#### [Information supplied]
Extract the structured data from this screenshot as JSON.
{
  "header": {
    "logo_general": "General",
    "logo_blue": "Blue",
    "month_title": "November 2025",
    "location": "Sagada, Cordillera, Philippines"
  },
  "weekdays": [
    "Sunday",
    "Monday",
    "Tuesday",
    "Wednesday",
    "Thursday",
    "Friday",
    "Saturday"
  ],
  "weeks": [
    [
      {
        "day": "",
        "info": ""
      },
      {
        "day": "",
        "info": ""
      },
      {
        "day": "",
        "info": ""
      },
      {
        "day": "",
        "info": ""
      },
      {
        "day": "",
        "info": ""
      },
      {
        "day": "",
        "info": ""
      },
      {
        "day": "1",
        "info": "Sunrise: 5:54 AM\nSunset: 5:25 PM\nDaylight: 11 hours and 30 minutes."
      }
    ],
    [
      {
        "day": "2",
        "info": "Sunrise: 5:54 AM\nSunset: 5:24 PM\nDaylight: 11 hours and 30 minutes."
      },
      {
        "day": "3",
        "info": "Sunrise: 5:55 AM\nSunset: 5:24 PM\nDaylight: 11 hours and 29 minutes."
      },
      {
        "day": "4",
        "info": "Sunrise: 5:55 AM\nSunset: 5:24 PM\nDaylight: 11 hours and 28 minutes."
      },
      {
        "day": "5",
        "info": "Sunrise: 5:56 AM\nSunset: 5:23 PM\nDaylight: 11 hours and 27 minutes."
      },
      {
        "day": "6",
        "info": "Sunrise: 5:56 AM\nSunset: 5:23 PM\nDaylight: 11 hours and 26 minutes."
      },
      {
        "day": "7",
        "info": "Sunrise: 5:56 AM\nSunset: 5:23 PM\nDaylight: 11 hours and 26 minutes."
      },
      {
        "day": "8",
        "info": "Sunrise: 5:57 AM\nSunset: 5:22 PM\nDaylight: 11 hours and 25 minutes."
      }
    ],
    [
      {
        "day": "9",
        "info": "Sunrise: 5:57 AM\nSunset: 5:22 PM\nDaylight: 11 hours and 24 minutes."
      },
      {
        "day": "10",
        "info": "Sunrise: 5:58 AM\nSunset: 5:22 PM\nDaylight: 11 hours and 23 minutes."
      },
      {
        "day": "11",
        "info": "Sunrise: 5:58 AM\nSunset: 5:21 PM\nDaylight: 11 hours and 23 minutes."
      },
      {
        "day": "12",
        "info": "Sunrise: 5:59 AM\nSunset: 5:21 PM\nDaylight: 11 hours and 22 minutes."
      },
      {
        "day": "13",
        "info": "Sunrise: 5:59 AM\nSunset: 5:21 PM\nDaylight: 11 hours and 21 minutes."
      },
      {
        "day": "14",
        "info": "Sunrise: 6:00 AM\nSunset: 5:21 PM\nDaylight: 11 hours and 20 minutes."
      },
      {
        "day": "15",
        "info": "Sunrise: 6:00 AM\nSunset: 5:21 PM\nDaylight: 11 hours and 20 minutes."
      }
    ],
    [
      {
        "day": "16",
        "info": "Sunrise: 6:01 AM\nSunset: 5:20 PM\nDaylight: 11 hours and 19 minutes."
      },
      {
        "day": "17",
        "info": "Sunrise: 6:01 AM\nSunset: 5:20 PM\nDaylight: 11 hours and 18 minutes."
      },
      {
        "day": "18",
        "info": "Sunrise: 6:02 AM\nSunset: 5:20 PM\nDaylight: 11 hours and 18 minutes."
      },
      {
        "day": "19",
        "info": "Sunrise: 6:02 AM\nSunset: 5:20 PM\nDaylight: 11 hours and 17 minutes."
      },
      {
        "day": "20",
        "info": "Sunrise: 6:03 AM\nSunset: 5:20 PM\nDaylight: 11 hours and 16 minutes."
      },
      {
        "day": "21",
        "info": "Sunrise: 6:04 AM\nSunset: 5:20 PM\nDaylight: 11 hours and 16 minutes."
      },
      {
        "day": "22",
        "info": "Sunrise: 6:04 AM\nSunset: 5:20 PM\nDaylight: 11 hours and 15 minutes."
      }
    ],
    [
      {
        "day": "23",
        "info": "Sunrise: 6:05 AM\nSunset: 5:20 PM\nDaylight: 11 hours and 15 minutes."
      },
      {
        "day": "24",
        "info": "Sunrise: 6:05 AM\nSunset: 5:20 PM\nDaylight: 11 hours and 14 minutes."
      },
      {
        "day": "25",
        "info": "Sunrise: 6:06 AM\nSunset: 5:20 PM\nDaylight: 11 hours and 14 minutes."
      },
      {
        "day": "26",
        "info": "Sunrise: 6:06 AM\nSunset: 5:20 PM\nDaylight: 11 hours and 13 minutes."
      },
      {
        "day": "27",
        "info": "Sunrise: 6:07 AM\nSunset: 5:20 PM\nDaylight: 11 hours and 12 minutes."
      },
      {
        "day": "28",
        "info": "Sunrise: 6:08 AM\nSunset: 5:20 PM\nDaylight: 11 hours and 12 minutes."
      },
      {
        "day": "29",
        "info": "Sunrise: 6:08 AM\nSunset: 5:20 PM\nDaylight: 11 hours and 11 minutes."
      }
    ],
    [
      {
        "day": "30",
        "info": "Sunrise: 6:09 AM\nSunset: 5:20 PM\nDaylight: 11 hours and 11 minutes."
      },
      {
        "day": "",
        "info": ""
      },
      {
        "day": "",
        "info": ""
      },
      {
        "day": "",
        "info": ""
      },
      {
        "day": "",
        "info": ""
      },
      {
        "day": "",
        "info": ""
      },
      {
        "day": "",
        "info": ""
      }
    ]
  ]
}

#### [Directive]
Each entry above needs to be retyped exactly.

#### [Result of the task]
Extract the structured data from this screenshot as JSON.
{
  "header": {
    "logo_general": "General",
    "logo_blue": "Blue",
    "month_title": "November 2025",
    "location": "Sagada, Cordillera, Philippines"
  },
  "weekdays": [
    "Sunday",
    "Monday",
    "Tuesday",
    "Wednesday",
    "Thursday",
    "Friday",
    "Saturday"
  ],
  "weeks": [
    [
      {
        "day": "",
        "info": ""
      },
      {
        "day": "",
        "info": ""
      },
      {
        "day": "",
        "info": ""
      },
      {
        "day": "",
        "info": ""
      },
      {
        "day": "",
        "info": ""
      },
      {
        "day": "",
        "info": ""
      },
      {
        "day": "1",
        "info": "Sunrise: 5:54 AM\nSunset: 5:25 PM\nDaylight: 11 hours and 30 minutes."
      }
    ],
    [
      {
        "day": "2",
        "info": "Sunrise: 5:54 AM\nSunset: 5:24 PM\nDaylight: 11 hours and 30 minutes."
      },
      {
        "day": "3",
        "info": "Sunrise: 5:55 AM\nSunset: 5:24 PM\nDaylight: 11 hours and 29 minutes."
      },
      {
        "day": "4",
        "info": "Sunrise: 5:55 AM\nSunset: 5:24 PM\nDaylight: 11 hours and 28 minutes."
      },
      {
        "day": "5",
        "info": "Sunrise: 5:56 AM\nSunset: 5:23 PM\nDaylight: 11 hours and 27 minutes."
      },
      {
        "day": "6",
        "info": "Sunrise: 5:56 AM\nSunset: 5:23 PM\nDaylight: 11 hours and 26 minutes."
      },
      {
        "day": "7",
        "info": "Sunrise: 5:56 AM\nSunset: 5:23 PM\nDaylight: 11 hours and 26 minutes."
      },
      {
        "day": "8",
        "info": "Sunrise: 5:57 AM\nSunset: 5:22 PM\nDaylight: 11 hours and 25 minutes."
      }
    ],
    [
      {
        "day": "9",
        "info": "Sunrise: 5:57 AM\nSunset: 5:22 PM\nDaylight: 11 hours and 24 minutes."
      },
      {
        "day": "10",
        "info": "Sunrise: 5:58 AM\nSunset: 5:22 PM\nDaylight: 11 hours and 23 minutes."
      },
      {
        "day": "11",
        "info": "Sunrise: 5:58 AM\nSunset: 5:21 PM\nDaylight: 11 hours and 23 minutes."
      },
      {
        "day": "12",
        "info": "Sunrise: 5:59 AM\nSunset: 5:21 PM\nDaylight: 11 hours and 22 minutes."
      },
      {
        "day": "13",
        "info": "Sunrise: 5:59 AM\nSunset: 5:21 PM\nDaylight: 11 hours and 21 minutes."
      },
      {
        "day": "14",
        "info": "Sunrise: 6:00 AM\nSunset: 5:21 PM\nDaylight: 11 hours and 20 minutes."
      },
      {
        "day": "15",
        "info": "Sunrise: 6:00 AM\nSunset: 5:21 PM\nDaylight: 11 hours and 20 minutes."
      }
    ],
    [
      {
        "day": "16",
        "info": "Sunrise: 6:01 AM\nSunset: 5:20 PM\nDaylight: 11 hours and 19 minutes."
      },
      {
        "day": "17",
        "info": "Sunrise: 6:01 AM\nSunset: 5:20 PM\nDaylight: 11 hours and 18 minutes."
      },
      {
        "day": "18",
        "info": "Sunrise: 6:02 AM\nSunset: 5:20 PM\nDaylight: 11 hours and 18 minutes."
      },
      {
        "day": "19",
        "info": "Sunrise: 6:02 AM\nSunset: 5:20 PM\nDaylight: 11 hours and 17 minutes."
      },
      {
        "day": "20",
        "info": "Sunrise: 6:03 AM\nSunset: 5:20 PM\nDaylight: 11 hours and 16 minutes."
      },
      {
        "day": "21",
        "info": "Sunrise: 6:04 AM\nSunset: 5:20 PM\nDaylight: 11 hours and 16 minutes."
      },
      {
        "day": "22",
        "info": "Sunrise: 6:04 AM\nSunset: 5:20 PM\nDaylight: 11 hours and 15 minutes."
      }
    ],
    [
      {
        "day": "23",
        "info": "Sunrise: 6:05 AM\nSunset: 5:20 PM\nDaylight: 11 hours and 15 minutes."
      },
      {
        "day": "24",
        "info": "Sunrise: 6:05 AM\nSunset: 5:20 PM\nDaylight: 11 hours and 14 minutes."
      },
      {
        "day": "25",
        "info": "Sunrise: 6:06 AM\nSunset: 5:20 PM\nDaylight: 11 hours and 14 minutes."
      },
      {
        "day": "26",
        "info": "Sunrise: 6:06 AM\nSunset: 5:20 PM\nDaylight: 11 hours and 13 minutes."
      },
      {
        "day": "27",
        "info": "Sunrise: 6:07 AM\nSunset: 5:20 PM\nDaylight: 11 hours and 12 minutes."
      },
      {
        "day": "28",
        "info": "Sunrise: 6:08 AM\nSunset: 5:20 PM\nDaylight: 11 hours and 12 minutes."
      },
      {
        "day": "29",
        "info": "Sunrise: 6:08 AM\nSunset: 5:20 PM\nDaylight: 11 hours and 11 minutes."
      }
    ],
    [
      {
        "day": "30",
        "info": "Sunrise: 6:09 AM\nSunset: 5:20 PM\nDaylight: 11 hours and 11 minutes."
      },
      {
        "day": "",
        "info": ""
      },
      {
        "day": "",
        "info": ""
      },
      {
        "day": "",
        "info": ""
      },
      {
        "day": "",
        "info": ""
      },
      {
        "day": "",
        "info": ""
      },
      {
        "day": "",
        "info": ""
      }
    ]
  ]
}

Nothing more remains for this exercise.